• **What you need to do**
All of the entries must be reproduced exactly, with no images carried over.

(Some records)

+--

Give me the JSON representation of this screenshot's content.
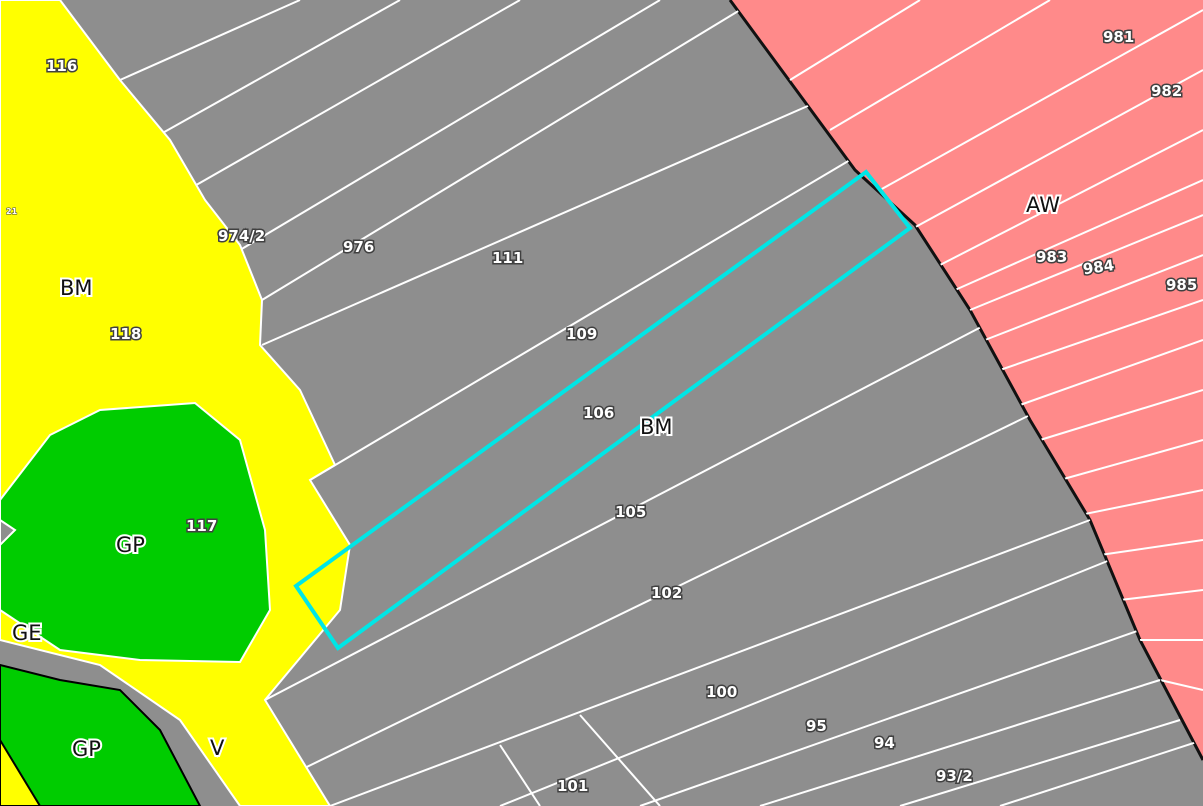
{
  "map": {
    "colors": {
      "built_mixed": "#8e8e8e",
      "residential": "#ff8a8a",
      "green": "#00cc00",
      "road": "#ffff00",
      "selection": "#00e6e6",
      "parcel_border": "#ffffff"
    },
    "zone_labels": {
      "bm_west": "BM",
      "bm_center": "BM",
      "aw": "AW",
      "gp_upper": "GP",
      "gp_lower": "GP",
      "ge": "GE",
      "v": "V"
    },
    "parcel_numbers": {
      "p116": "116",
      "p974_2": "974/2",
      "p976": "976",
      "p111": "111",
      "p109": "109",
      "p106": "106",
      "p105": "105",
      "p102": "102",
      "p100": "100",
      "p95": "95",
      "p94": "94",
      "p93_2": "93/2",
      "p101": "101",
      "p118": "118",
      "p117": "117",
      "p981": "981",
      "p982": "982",
      "p983": "983",
      "p984": "984",
      "p985": "985",
      "p21": "21"
    },
    "selected_parcel": "106"
  }
}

+--

• **Solution to this task**
Give me the JSON representation of this screenshot's content.
{
  "map": {
    "colors": {
      "built_mixed": "#8e8e8e",
      "residential": "#ff8a8a",
      "green": "#00cc00",
      "road": "#ffff00",
      "selection": "#00e6e6",
      "parcel_border": "#ffffff"
    },
    "zone_labels": {
      "bm_west": "BM",
      "bm_center": "BM",
      "aw": "AW",
      "gp_upper": "GP",
      "gp_lower": "GP",
      "ge": "GE",
      "v": "V"
    },
    "parcel_numbers": {
      "p116": "116",
      "p974_2": "974/2",
      "p976": "976",
      "p111": "111",
      "p109": "109",
      "p106": "106",
      "p105": "105",
      "p102": "102",
      "p100": "100",
      "p95": "95",
      "p94": "94",
      "p93_2": "93/2",
      "p101": "101",
      "p118": "118",
      "p117": "117",
      "p981": "981",
      "p982": "982",
      "p983": "983",
      "p984": "984",
      "p985": "985",
      "p21": "21"
    },
    "selected_parcel": "106"
  }
}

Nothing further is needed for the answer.